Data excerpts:
• • •
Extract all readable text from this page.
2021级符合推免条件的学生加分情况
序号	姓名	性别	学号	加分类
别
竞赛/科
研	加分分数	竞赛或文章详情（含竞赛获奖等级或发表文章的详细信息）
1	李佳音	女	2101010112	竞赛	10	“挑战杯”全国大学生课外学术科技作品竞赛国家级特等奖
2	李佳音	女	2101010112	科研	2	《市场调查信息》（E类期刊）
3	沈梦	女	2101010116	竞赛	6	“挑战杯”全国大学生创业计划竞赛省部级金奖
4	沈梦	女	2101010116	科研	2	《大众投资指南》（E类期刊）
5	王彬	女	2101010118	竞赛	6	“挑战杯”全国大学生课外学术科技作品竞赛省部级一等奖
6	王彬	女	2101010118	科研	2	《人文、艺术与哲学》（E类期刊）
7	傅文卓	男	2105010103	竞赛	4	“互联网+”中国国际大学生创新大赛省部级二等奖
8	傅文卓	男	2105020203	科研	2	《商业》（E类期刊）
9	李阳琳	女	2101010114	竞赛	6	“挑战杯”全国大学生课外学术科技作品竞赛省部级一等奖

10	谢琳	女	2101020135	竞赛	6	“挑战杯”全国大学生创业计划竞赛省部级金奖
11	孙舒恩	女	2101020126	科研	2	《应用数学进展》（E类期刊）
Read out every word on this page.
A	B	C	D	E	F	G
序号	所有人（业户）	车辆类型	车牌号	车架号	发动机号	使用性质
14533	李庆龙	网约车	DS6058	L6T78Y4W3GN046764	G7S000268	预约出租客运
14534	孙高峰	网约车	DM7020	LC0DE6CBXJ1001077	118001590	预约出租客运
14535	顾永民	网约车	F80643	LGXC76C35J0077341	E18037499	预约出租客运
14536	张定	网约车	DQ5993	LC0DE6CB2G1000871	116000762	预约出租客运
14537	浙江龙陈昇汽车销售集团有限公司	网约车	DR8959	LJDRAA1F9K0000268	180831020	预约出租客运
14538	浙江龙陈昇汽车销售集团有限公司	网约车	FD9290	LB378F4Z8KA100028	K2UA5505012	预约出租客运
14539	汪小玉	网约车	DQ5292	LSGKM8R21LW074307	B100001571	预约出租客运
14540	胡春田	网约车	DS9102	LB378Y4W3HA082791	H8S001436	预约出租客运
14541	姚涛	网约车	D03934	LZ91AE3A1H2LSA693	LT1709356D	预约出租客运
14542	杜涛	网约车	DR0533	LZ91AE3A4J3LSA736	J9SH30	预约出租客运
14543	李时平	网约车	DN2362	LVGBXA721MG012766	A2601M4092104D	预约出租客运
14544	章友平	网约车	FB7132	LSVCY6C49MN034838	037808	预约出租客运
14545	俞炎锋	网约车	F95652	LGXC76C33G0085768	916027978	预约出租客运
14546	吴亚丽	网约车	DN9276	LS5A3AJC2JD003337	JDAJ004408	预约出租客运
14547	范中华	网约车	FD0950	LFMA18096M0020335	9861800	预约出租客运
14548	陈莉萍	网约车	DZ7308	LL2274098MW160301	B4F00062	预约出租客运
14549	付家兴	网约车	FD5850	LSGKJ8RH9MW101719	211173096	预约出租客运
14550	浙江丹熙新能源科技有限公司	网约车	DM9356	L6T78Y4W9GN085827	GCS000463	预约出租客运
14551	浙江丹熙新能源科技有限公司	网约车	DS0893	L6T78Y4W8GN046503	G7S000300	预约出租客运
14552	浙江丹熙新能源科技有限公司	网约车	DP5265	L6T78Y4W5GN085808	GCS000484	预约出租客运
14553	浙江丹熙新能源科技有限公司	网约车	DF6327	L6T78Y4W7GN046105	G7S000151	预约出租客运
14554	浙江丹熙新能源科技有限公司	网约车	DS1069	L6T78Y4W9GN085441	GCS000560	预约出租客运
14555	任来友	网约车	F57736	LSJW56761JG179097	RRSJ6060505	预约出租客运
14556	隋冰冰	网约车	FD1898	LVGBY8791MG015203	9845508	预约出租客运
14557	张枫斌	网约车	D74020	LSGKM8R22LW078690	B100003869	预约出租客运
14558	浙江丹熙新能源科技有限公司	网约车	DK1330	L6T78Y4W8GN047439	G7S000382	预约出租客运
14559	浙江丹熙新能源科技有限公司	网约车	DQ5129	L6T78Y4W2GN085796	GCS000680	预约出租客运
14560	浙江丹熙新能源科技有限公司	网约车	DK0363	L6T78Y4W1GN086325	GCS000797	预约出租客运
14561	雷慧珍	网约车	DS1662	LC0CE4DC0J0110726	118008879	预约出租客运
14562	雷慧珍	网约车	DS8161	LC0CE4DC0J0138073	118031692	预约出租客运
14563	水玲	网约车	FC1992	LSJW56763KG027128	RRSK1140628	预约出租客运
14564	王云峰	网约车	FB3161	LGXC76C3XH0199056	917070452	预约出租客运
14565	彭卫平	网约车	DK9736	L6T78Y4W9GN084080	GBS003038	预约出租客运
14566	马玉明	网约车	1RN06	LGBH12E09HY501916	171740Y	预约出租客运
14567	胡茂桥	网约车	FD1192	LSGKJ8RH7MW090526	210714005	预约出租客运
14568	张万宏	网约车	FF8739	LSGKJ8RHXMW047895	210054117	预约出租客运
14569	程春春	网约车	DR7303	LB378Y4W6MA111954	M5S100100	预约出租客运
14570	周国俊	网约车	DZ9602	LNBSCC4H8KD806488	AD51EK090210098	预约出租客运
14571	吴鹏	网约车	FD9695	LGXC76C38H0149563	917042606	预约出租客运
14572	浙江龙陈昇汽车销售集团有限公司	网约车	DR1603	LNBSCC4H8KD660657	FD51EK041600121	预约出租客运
• • •
--- WHAT TO WORK ON ---
Count the lines in the records above that contain the word "全国大学生课外学术科技作品竞赛省部级一等奖", and give only the number.

--- FINAL RESULT ---
2